• _Short task_
Repeat the listing in full. Nothing may be added or left out.

Data entries:
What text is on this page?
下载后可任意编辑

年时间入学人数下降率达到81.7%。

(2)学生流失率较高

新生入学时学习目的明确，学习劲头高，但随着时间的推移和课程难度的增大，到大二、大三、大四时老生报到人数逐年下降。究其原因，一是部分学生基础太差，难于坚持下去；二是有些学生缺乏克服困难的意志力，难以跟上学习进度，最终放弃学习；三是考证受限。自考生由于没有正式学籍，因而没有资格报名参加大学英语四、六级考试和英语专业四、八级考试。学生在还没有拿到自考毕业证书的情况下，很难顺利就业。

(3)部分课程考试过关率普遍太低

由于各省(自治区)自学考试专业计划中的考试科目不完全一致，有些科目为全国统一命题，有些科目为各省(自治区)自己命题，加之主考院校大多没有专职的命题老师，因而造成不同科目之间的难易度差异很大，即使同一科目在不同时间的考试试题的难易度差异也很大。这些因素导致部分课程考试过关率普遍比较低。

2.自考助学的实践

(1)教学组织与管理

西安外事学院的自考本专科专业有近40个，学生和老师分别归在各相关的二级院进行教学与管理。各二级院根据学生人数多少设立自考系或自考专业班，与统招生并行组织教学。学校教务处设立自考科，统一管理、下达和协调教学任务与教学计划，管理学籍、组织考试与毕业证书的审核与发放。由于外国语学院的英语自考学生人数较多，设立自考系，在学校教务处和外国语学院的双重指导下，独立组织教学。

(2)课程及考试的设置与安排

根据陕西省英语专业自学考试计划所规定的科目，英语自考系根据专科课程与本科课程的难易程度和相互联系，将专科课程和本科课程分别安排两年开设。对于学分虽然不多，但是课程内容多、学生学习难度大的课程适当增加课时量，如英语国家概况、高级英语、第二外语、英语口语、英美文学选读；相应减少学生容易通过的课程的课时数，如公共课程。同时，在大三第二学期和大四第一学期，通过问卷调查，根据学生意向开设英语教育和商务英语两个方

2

• _Output for this task_
What text is on this page?
下载后可任意编辑

年时间入学人数下降率达到81.7%。

(2)学生流失率较高

新生入学时学习目的明确，学习劲头高，但随着时间的推移和课程难度的增大，到大二、大三、大四时老生报到人数逐年下降。究其原因，一是部分学生基础太差，难于坚持下去；二是有些学生缺乏克服困难的意志力，难以跟上学习进度，最终放弃学习；三是考证受限。自考生由于没有正式学籍，因而没有资格报名参加大学英语四、六级考试和英语专业四、八级考试。学生在还没有拿到自考毕业证书的情况下，很难顺利就业。

(3)部分课程考试过关率普遍太低

由于各省(自治区)自学考试专业计划中的考试科目不完全一致，有些科目为全国统一命题，有些科目为各省(自治区)自己命题，加之主考院校大多没有专职的命题老师，因而造成不同科目之间的难易度差异很大，即使同一科目在不同时间的考试试题的难易度差异也很大。这些因素导致部分课程考试过关率普遍比较低。

2.自考助学的实践

(1)教学组织与管理

西安外事学院的自考本专科专业有近40个，学生和老师分别归在各相关的二级院进行教学与管理。各二级院根据学生人数多少设立自考系或自考专业班，与统招生并行组织教学。学校教务处设立自考科，统一管理、下达和协调教学任务与教学计划，管理学籍、组织考试与毕业证书的审核与发放。由于外国语学院的英语自考学生人数较多，设立自考系，在学校教务处和外国语学院的双重指导下，独立组织教学。

(2)课程及考试的设置与安排

根据陕西省英语专业自学考试计划所规定的科目，英语自考系根据专科课程与本科课程的难易程度和相互联系，将专科课程和本科课程分别安排两年开设。对于学分虽然不多，但是课程内容多、学生学习难度大的课程适当增加课时量，如英语国家概况、高级英语、第二外语、英语口语、英美文学选读；相应减少学生容易通过的课程的课时数，如公共课程。同时，在大三第二学期和大四第一学期，通过问卷调查，根据学生意向开设英语教育和商务英语两个方

2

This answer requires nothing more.